### EXERCISE INSTRUCTIONS
Restate the full set of records exactly, word for word.

§

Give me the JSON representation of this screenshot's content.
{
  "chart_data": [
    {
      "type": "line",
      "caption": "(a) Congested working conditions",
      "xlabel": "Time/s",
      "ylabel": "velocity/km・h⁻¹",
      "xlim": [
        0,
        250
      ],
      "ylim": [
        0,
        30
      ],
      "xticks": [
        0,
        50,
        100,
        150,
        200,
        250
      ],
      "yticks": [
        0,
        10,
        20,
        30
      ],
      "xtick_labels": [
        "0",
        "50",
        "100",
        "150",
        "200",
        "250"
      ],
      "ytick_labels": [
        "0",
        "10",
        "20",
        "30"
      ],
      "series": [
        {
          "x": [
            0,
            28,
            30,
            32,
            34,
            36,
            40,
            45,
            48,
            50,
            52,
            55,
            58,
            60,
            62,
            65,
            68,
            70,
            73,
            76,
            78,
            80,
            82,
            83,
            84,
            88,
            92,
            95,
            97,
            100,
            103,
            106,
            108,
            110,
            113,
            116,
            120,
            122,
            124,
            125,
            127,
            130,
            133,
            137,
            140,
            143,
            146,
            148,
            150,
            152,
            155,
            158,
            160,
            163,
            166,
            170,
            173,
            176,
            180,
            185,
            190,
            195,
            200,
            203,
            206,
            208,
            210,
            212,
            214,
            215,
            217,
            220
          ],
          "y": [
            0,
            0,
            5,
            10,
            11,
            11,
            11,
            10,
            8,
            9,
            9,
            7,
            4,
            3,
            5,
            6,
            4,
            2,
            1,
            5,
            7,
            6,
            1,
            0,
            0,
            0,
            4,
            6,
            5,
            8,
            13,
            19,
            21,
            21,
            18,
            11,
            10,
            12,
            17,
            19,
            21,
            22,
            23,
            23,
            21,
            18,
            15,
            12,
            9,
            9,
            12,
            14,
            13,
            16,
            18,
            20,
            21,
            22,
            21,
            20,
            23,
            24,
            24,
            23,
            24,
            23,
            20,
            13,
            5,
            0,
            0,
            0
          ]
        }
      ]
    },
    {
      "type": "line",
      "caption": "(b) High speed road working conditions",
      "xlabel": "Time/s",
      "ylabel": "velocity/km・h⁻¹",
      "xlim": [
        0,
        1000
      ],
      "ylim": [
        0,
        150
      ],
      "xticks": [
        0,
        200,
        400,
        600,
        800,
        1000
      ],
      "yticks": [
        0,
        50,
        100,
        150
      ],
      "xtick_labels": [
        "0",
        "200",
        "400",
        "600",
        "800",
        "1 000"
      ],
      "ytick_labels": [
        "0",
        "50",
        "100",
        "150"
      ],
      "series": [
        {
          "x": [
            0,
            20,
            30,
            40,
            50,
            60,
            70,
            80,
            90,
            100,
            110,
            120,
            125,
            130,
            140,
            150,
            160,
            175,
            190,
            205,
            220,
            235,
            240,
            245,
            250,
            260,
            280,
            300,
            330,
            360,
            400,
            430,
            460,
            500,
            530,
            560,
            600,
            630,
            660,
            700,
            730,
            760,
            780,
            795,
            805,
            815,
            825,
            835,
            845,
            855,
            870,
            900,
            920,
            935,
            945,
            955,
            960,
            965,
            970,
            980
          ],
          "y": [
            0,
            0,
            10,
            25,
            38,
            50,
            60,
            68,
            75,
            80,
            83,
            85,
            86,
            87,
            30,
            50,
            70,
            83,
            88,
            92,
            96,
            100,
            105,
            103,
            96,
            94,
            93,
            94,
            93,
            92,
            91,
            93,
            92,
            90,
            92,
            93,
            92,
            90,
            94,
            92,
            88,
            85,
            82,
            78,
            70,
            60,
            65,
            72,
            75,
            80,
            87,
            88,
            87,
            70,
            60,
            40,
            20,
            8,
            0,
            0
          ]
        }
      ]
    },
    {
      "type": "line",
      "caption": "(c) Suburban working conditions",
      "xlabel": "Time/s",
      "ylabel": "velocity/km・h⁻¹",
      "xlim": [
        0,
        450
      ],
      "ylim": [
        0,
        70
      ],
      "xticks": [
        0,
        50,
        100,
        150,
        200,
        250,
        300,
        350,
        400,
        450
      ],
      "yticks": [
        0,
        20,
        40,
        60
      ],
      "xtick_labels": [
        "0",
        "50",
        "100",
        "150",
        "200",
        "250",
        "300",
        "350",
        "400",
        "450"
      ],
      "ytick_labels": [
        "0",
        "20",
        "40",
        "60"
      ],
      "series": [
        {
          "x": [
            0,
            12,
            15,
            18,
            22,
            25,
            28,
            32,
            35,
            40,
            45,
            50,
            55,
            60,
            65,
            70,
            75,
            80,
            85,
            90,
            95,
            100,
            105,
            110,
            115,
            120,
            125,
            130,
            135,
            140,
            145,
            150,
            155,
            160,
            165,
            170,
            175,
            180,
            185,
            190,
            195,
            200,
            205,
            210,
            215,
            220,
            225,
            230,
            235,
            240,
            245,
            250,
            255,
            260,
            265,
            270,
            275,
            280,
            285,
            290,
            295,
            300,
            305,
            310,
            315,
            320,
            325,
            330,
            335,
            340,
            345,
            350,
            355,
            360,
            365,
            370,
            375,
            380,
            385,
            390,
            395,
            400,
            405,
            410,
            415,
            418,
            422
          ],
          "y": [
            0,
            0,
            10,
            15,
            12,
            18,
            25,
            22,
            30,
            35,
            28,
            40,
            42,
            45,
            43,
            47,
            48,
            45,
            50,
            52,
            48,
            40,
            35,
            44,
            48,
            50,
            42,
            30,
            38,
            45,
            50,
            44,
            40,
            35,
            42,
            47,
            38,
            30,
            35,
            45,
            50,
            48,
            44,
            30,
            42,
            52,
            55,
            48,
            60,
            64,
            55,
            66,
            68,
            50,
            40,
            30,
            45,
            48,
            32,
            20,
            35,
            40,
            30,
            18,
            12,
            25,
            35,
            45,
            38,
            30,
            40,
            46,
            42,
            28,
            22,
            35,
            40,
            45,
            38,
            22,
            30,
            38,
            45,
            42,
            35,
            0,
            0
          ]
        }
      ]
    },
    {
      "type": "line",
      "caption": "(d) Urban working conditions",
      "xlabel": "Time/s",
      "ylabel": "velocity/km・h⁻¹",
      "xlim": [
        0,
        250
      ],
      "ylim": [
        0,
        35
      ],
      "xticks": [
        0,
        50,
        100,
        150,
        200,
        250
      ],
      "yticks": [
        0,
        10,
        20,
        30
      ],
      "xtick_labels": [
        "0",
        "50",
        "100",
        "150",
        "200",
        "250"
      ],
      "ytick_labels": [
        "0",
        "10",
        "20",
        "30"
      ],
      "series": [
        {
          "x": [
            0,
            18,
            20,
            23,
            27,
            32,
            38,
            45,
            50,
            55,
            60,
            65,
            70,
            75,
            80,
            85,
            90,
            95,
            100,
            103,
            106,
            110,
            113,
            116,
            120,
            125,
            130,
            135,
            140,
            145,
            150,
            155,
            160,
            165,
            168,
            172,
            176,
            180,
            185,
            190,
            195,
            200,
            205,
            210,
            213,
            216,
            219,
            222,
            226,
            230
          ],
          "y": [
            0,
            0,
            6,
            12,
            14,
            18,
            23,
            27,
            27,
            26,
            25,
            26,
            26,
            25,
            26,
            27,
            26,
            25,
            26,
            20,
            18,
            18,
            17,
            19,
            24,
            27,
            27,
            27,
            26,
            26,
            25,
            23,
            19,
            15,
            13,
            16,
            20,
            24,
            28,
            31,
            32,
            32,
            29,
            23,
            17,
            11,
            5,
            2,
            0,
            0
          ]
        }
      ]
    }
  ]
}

§

### SOLUTION TO THE PROBLEM
Give me the JSON representation of this screenshot's content.
{
  "chart_data": [
    {
      "type": "line",
      "caption": "(a) Congested working conditions",
      "xlabel": "Time/s",
      "ylabel": "velocity/km・h⁻¹",
      "xlim": [
        0,
        250
      ],
      "ylim": [
        0,
        30
      ],
      "xticks": [
        0,
        50,
        100,
        150,
        200,
        250
      ],
      "yticks": [
        0,
        10,
        20,
        30
      ],
      "xtick_labels": [
        "0",
        "50",
        "100",
        "150",
        "200",
        "250"
      ],
      "ytick_labels": [
        "0",
        "10",
        "20",
        "30"
      ],
      "series": [
        {
          "x": [
            0,
            28,
            30,
            32,
            34,
            36,
            40,
            45,
            48,
            50,
            52,
            55,
            58,
            60,
            62,
            65,
            68,
            70,
            73,
            76,
            78,
            80,
            82,
            83,
            84,
            88,
            92,
            95,
            97,
            100,
            103,
            106,
            108,
            110,
            113,
            116,
            120,
            122,
            124,
            125,
            127,
            130,
            133,
            137,
            140,
            143,
            146,
            148,
            150,
            152,
            155,
            158,
            160,
            163,
            166,
            170,
            173,
            176,
            180,
            185,
            190,
            195,
            200,
            203,
            206,
            208,
            210,
            212,
            214,
            215,
            217,
            220
          ],
          "y": [
            0,
            0,
            5,
            10,
            11,
            11,
            11,
            10,
            8,
            9,
            9,
            7,
            4,
            3,
            5,
            6,
            4,
            2,
            1,
            5,
            7,
            6,
            1,
            0,
            0,
            0,
            4,
            6,
            5,
            8,
            13,
            19,
            21,
            21,
            18,
            11,
            10,
            12,
            17,
            19,
            21,
            22,
            23,
            23,
            21,
            18,
            15,
            12,
            9,
            9,
            12,
            14,
            13,
            16,
            18,
            20,
            21,
            22,
            21,
            20,
            23,
            24,
            24,
            23,
            24,
            23,
            20,
            13,
            5,
            0,
            0,
            0
          ]
        }
      ]
    },
    {
      "type": "line",
      "caption": "(b) High speed road working conditions",
      "xlabel": "Time/s",
      "ylabel": "velocity/km・h⁻¹",
      "xlim": [
        0,
        1000
      ],
      "ylim": [
        0,
        150
      ],
      "xticks": [
        0,
        200,
        400,
        600,
        800,
        1000
      ],
      "yticks": [
        0,
        50,
        100,
        150
      ],
      "xtick_labels": [
        "0",
        "200",
        "400",
        "600",
        "800",
        "1 000"
      ],
      "ytick_labels": [
        "0",
        "50",
        "100",
        "150"
      ],
      "series": [
        {
          "x": [
            0,
            20,
            30,
            40,
            50,
            60,
            70,
            80,
            90,
            100,
            110,
            120,
            125,
            130,
            140,
            150,
            160,
            175,
            190,
            205,
            220,
            235,
            240,
            245,
            250,
            260,
            280,
            300,
            330,
            360,
            400,
            430,
            460,
            500,
            530,
            560,
            600,
            630,
            660,
            700,
            730,
            760,
            780,
            795,
            805,
            815,
            825,
            835,
            845,
            855,
            870,
            900,
            920,
            935,
            945,
            955,
            960,
            965,
            970,
            980
          ],
          "y": [
            0,
            0,
            10,
            25,
            38,
            50,
            60,
            68,
            75,
            80,
            83,
            85,
            86,
            87,
            30,
            50,
            70,
            83,
            88,
            92,
            96,
            100,
            105,
            103,
            96,
            94,
            93,
            94,
            93,
            92,
            91,
            93,
            92,
            90,
            92,
            93,
            92,
            90,
            94,
            92,
            88,
            85,
            82,
            78,
            70,
            60,
            65,
            72,
            75,
            80,
            87,
            88,
            87,
            70,
            60,
            40,
            20,
            8,
            0,
            0
          ]
        }
      ]
    },
    {
      "type": "line",
      "caption": "(c) Suburban working conditions",
      "xlabel": "Time/s",
      "ylabel": "velocity/km・h⁻¹",
      "xlim": [
        0,
        450
      ],
      "ylim": [
        0,
        70
      ],
      "xticks": [
        0,
        50,
        100,
        150,
        200,
        250,
        300,
        350,
        400,
        450
      ],
      "yticks": [
        0,
        20,
        40,
        60
      ],
      "xtick_labels": [
        "0",
        "50",
        "100",
        "150",
        "200",
        "250",
        "300",
        "350",
        "400",
        "450"
      ],
      "ytick_labels": [
        "0",
        "20",
        "40",
        "60"
      ],
      "series": [
        {
          "x": [
            0,
            12,
            15,
            18,
            22,
            25,
            28,
            32,
            35,
            40,
            45,
            50,
            55,
            60,
            65,
            70,
            75,
            80,
            85,
            90,
            95,
            100,
            105,
            110,
            115,
            120,
            125,
            130,
            135,
            140,
            145,
            150,
            155,
            160,
            165,
            170,
            175,
            180,
            185,
            190,
            195,
            200,
            205,
            210,
            215,
            220,
            225,
            230,
            235,
            240,
            245,
            250,
            255,
            260,
            265,
            270,
            275,
            280,
            285,
            290,
            295,
            300,
            305,
            310,
            315,
            320,
            325,
            330,
            335,
            340,
            345,
            350,
            355,
            360,
            365,
            370,
            375,
            380,
            385,
            390,
            395,
            400,
            405,
            410,
            415,
            418,
            422
          ],
          "y": [
            0,
            0,
            10,
            15,
            12,
            18,
            25,
            22,
            30,
            35,
            28,
            40,
            42,
            45,
            43,
            47,
            48,
            45,
            50,
            52,
            48,
            40,
            35,
            44,
            48,
            50,
            42,
            30,
            38,
            45,
            50,
            44,
            40,
            35,
            42,
            47,
            38,
            30,
            35,
            45,
            50,
            48,
            44,
            30,
            42,
            52,
            55,
            48,
            60,
            64,
            55,
            66,
            68,
            50,
            40,
            30,
            45,
            48,
            32,
            20,
            35,
            40,
            30,
            18,
            12,
            25,
            35,
            45,
            38,
            30,
            40,
            46,
            42,
            28,
            22,
            35,
            40,
            45,
            38,
            22,
            30,
            38,
            45,
            42,
            35,
            0,
            0
          ]
        }
      ]
    },
    {
      "type": "line",
      "caption": "(d) Urban working conditions",
      "xlabel": "Time/s",
      "ylabel": "velocity/km・h⁻¹",
      "xlim": [
        0,
        250
      ],
      "ylim": [
        0,
        35
      ],
      "xticks": [
        0,
        50,
        100,
        150,
        200,
        250
      ],
      "yticks": [
        0,
        10,
        20,
        30
      ],
      "xtick_labels": [
        "0",
        "50",
        "100",
        "150",
        "200",
        "250"
      ],
      "ytick_labels": [
        "0",
        "10",
        "20",
        "30"
      ],
      "series": [
        {
          "x": [
            0,
            18,
            20,
            23,
            27,
            32,
            38,
            45,
            50,
            55,
            60,
            65,
            70,
            75,
            80,
            85,
            90,
            95,
            100,
            103,
            106,
            110,
            113,
            116,
            120,
            125,
            130,
            135,
            140,
            145,
            150,
            155,
            160,
            165,
            168,
            172,
            176,
            180,
            185,
            190,
            195,
            200,
            205,
            210,
            213,
            216,
            219,
            222,
            226,
            230
          ],
          "y": [
            0,
            0,
            6,
            12,
            14,
            18,
            23,
            27,
            27,
            26,
            25,
            26,
            26,
            25,
            26,
            27,
            26,
            25,
            26,
            20,
            18,
            18,
            17,
            19,
            24,
            27,
            27,
            27,
            26,
            26,
            25,
            23,
            19,
            15,
            13,
            16,
            20,
            24,
            28,
            31,
            32,
            32,
            29,
            23,
            17,
            11,
            5,
            2,
            0,
            0
          ]
        }
      ]
    }
  ]
}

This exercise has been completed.